MATERIAL -
☆ ☆ ☆ ☆ ☆ ☆ ☆
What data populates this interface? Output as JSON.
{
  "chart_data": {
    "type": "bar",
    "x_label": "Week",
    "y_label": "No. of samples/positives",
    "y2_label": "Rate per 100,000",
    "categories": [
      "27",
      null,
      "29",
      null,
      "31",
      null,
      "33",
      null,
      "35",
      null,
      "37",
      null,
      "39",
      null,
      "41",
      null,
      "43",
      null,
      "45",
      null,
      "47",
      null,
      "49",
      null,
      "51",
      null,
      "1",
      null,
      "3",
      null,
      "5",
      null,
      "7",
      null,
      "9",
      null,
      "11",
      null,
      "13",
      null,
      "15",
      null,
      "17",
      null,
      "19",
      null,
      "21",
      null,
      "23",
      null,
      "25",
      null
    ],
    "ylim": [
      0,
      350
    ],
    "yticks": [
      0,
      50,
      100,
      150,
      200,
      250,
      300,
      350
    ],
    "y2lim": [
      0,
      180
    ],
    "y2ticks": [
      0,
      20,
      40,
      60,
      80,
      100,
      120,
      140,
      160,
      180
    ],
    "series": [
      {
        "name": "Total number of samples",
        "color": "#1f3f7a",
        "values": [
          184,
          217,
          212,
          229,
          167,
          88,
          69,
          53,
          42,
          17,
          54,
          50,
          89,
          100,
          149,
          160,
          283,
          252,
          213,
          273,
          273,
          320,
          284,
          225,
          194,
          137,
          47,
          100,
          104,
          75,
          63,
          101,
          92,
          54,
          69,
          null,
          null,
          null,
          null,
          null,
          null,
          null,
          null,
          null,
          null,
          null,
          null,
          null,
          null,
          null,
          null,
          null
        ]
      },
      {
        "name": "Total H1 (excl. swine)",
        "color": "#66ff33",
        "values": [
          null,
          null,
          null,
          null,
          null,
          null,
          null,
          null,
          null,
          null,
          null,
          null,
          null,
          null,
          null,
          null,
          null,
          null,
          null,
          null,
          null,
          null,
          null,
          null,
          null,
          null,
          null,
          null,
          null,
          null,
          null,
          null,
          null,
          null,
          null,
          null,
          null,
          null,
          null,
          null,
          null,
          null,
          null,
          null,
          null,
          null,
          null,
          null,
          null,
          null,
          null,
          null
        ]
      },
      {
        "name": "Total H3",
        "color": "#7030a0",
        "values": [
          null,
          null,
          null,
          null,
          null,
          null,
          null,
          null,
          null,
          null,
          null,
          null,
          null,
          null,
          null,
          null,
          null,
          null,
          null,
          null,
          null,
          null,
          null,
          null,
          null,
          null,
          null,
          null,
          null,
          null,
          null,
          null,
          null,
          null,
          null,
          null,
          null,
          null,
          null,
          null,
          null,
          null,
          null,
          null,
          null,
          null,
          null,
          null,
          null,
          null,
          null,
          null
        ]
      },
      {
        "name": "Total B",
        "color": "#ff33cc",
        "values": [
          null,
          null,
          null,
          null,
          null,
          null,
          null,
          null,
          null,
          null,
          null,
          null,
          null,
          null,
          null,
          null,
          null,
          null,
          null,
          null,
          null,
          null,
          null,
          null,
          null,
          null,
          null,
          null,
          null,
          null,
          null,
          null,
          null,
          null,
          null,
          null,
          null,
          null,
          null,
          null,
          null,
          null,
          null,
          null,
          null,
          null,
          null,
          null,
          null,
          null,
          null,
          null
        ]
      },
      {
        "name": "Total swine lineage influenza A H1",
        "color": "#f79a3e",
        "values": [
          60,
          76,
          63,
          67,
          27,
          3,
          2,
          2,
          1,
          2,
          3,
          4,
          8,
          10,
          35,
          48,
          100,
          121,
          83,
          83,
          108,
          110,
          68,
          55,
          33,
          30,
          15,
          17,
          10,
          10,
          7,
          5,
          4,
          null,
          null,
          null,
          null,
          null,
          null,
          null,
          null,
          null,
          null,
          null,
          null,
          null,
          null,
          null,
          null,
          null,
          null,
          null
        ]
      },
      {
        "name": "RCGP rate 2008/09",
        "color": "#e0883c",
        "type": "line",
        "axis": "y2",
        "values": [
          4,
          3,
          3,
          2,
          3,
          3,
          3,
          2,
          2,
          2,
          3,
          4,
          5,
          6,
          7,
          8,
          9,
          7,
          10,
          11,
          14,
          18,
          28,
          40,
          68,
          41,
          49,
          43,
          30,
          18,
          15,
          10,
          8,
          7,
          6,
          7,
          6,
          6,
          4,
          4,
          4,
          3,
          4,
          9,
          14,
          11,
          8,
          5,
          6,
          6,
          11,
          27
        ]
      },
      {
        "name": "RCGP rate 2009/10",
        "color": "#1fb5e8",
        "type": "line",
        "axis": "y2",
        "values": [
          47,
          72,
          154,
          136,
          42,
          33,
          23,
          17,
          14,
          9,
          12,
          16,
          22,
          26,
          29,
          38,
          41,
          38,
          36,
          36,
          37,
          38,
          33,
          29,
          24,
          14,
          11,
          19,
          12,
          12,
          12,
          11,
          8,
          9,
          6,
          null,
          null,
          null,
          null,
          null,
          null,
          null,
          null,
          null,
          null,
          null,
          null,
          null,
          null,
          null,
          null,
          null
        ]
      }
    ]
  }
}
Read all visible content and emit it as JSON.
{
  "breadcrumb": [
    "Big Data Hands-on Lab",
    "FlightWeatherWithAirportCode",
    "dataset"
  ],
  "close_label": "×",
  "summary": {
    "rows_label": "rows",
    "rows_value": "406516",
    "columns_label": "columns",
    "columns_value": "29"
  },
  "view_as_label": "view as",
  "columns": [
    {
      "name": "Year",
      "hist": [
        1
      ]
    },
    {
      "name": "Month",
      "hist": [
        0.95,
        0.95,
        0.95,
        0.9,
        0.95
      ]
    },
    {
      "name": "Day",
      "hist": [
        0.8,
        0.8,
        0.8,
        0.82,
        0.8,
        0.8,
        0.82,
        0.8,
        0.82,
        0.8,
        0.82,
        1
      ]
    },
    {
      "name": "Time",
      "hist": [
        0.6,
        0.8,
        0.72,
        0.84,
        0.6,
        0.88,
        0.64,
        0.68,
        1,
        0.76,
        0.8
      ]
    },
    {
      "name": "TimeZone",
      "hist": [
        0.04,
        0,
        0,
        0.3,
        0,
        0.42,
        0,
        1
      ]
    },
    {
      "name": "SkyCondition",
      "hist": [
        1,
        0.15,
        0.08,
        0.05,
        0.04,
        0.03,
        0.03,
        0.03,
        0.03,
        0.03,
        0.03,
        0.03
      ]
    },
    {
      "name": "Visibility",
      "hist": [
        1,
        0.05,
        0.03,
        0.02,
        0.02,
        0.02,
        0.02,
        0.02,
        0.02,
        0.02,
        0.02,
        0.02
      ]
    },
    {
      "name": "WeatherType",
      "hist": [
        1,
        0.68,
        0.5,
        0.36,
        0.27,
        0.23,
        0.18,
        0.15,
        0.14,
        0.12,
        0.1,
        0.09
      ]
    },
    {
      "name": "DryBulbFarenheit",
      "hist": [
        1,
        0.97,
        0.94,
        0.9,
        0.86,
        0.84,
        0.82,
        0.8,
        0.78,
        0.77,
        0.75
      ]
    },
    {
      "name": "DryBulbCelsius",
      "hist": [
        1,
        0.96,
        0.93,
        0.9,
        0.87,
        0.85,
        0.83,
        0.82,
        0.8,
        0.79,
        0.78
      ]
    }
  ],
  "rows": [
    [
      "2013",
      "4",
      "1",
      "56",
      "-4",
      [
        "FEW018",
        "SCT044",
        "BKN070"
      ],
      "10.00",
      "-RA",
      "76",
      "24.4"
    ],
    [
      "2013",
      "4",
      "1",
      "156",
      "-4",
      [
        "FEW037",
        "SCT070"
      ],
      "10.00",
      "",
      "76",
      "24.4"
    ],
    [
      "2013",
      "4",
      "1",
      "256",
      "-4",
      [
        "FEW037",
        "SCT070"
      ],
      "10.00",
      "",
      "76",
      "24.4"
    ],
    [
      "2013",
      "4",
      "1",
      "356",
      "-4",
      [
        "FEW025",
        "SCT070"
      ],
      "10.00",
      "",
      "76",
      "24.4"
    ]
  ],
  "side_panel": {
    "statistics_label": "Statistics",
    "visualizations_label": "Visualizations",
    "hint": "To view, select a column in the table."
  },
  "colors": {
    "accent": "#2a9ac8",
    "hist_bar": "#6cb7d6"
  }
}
☆ ☆ ☆ ☆ ☆ ☆ ☆
PROBLEM REQUIREMENTS - Check every line of the data, and copy the ones that contain "view".

FINISHED EXERCISE -
  "view_as_label": "view as",
    "hint": "To view, select a column in the table."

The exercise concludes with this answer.